PROMPT »
Output every entry exactly as written, but omit the pictures.

Saved data entries:
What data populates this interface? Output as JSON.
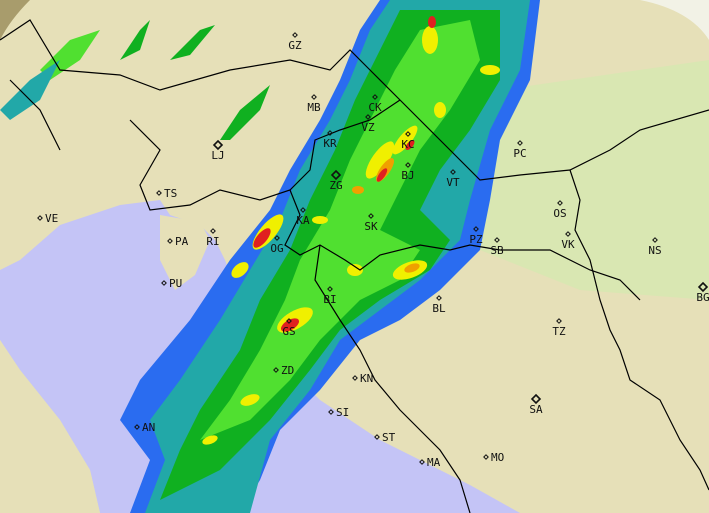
{
  "map": {
    "colors": {
      "land": "#e6e0b8",
      "land_shade": "#d8cf9e",
      "lowland": "#d6e8b0",
      "sea": "#c4c4f6",
      "outside_range": "#a89c6c",
      "border": "#000000",
      "coast": "#888888",
      "radar_blue": "#2a6cf0",
      "radar_teal": "#22a8a8",
      "radar_green": "#10b020",
      "radar_light_green": "#50e030",
      "radar_yellow": "#f0f000",
      "radar_orange": "#f0a000",
      "radar_red": "#e02020"
    },
    "cities": [
      {
        "code": "GZ",
        "major": false
      },
      {
        "code": "MB",
        "major": false
      },
      {
        "code": "LJ",
        "major": true
      },
      {
        "code": "CK",
        "major": false
      },
      {
        "code": "VZ",
        "major": false
      },
      {
        "code": "KR",
        "major": false
      },
      {
        "code": "KC",
        "major": false
      },
      {
        "code": "PC",
        "major": false
      },
      {
        "code": "BJ",
        "major": false
      },
      {
        "code": "VT",
        "major": false
      },
      {
        "code": "ZG",
        "major": true
      },
      {
        "code": "TS",
        "major": false
      },
      {
        "code": "VE",
        "major": false
      },
      {
        "code": "RI",
        "major": false
      },
      {
        "code": "KA",
        "major": false
      },
      {
        "code": "SK",
        "major": false
      },
      {
        "code": "OS",
        "major": false
      },
      {
        "code": "PA",
        "major": false
      },
      {
        "code": "OG",
        "major": false
      },
      {
        "code": "PZ",
        "major": false
      },
      {
        "code": "SB",
        "major": false
      },
      {
        "code": "VK",
        "major": false
      },
      {
        "code": "NS",
        "major": false
      },
      {
        "code": "PU",
        "major": false
      },
      {
        "code": "BG",
        "major": true
      },
      {
        "code": "BI",
        "major": false
      },
      {
        "code": "BL",
        "major": false
      },
      {
        "code": "GS",
        "major": false
      },
      {
        "code": "TZ",
        "major": false
      },
      {
        "code": "ZD",
        "major": false
      },
      {
        "code": "KN",
        "major": false
      },
      {
        "code": "AN",
        "major": false
      },
      {
        "code": "SI",
        "major": false
      },
      {
        "code": "ST",
        "major": false
      },
      {
        "code": "SA",
        "major": true
      },
      {
        "code": "MA",
        "major": false
      },
      {
        "code": "MO",
        "major": false
      }
    ]
  }
}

ANSWER TO THIS TASK »
What data populates this interface? Output as JSON.
{
  "map": {
    "colors": {
      "land": "#e6e0b8",
      "land_shade": "#d8cf9e",
      "lowland": "#d6e8b0",
      "sea": "#c4c4f6",
      "outside_range": "#a89c6c",
      "border": "#000000",
      "coast": "#888888",
      "radar_blue": "#2a6cf0",
      "radar_teal": "#22a8a8",
      "radar_green": "#10b020",
      "radar_light_green": "#50e030",
      "radar_yellow": "#f0f000",
      "radar_orange": "#f0a000",
      "radar_red": "#e02020"
    },
    "cities": [
      {
        "code": "GZ",
        "major": false
      },
      {
        "code": "MB",
        "major": false
      },
      {
        "code": "LJ",
        "major": true
      },
      {
        "code": "CK",
        "major": false
      },
      {
        "code": "VZ",
        "major": false
      },
      {
        "code": "KR",
        "major": false
      },
      {
        "code": "KC",
        "major": false
      },
      {
        "code": "PC",
        "major": false
      },
      {
        "code": "BJ",
        "major": false
      },
      {
        "code": "VT",
        "major": false
      },
      {
        "code": "ZG",
        "major": true
      },
      {
        "code": "TS",
        "major": false
      },
      {
        "code": "VE",
        "major": false
      },
      {
        "code": "RI",
        "major": false
      },
      {
        "code": "KA",
        "major": false
      },
      {
        "code": "SK",
        "major": false
      },
      {
        "code": "OS",
        "major": false
      },
      {
        "code": "PA",
        "major": false
      },
      {
        "code": "OG",
        "major": false
      },
      {
        "code": "PZ",
        "major": false
      },
      {
        "code": "SB",
        "major": false
      },
      {
        "code": "VK",
        "major": false
      },
      {
        "code": "NS",
        "major": false
      },
      {
        "code": "PU",
        "major": false
      },
      {
        "code": "BG",
        "major": true
      },
      {
        "code": "BI",
        "major": false
      },
      {
        "code": "BL",
        "major": false
      },
      {
        "code": "GS",
        "major": false
      },
      {
        "code": "TZ",
        "major": false
      },
      {
        "code": "ZD",
        "major": false
      },
      {
        "code": "KN",
        "major": false
      },
      {
        "code": "AN",
        "major": false
      },
      {
        "code": "SI",
        "major": false
      },
      {
        "code": "ST",
        "major": false
      },
      {
        "code": "SA",
        "major": true
      },
      {
        "code": "MA",
        "major": false
      },
      {
        "code": "MO",
        "major": false
      }
    ]
  }
}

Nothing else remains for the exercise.